* **Your task**: Locate every line in the items below that contains the string "mode" and copy each of those lines.

* **Data for processing**:
====================
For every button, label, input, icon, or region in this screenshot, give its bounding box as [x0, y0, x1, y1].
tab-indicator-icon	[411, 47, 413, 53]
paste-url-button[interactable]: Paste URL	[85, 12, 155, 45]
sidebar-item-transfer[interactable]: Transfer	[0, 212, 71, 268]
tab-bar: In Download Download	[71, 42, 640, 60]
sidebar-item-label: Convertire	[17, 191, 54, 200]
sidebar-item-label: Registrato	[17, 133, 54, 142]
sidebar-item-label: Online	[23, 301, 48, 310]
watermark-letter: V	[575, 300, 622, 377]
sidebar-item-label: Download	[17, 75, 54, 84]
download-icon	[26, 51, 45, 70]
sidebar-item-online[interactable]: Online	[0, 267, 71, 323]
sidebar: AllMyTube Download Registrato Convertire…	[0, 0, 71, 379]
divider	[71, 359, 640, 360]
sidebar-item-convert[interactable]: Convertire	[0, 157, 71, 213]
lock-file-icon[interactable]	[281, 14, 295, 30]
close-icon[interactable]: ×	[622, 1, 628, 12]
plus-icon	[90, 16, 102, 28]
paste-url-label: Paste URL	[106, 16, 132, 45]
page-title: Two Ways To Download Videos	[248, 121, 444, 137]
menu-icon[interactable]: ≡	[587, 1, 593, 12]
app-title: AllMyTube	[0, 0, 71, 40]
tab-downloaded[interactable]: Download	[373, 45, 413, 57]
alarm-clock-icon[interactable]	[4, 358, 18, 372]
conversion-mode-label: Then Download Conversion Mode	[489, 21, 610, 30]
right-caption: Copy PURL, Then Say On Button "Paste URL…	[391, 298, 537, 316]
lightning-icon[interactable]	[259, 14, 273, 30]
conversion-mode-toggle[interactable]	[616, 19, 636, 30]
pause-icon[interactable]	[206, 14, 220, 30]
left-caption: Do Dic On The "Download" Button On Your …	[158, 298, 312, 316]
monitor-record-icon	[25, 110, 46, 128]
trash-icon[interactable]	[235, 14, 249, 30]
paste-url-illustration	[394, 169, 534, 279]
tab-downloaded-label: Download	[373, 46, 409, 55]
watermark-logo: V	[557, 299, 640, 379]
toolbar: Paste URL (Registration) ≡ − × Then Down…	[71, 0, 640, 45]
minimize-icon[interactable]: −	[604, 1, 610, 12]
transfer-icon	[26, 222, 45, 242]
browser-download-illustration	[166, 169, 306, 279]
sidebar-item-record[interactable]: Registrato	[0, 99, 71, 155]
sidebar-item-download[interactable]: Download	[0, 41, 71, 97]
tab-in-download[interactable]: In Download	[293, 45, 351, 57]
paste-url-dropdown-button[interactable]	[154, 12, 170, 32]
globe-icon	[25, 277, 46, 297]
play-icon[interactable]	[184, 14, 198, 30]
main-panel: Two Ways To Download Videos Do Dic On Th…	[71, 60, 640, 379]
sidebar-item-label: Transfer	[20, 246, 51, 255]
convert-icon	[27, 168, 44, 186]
====================
* **Finished answer**:
conversion-mode-label: Then Download Conversion Mode	[489, 21, 610, 30]
conversion-mode-toggle[interactable]	[616, 19, 636, 30]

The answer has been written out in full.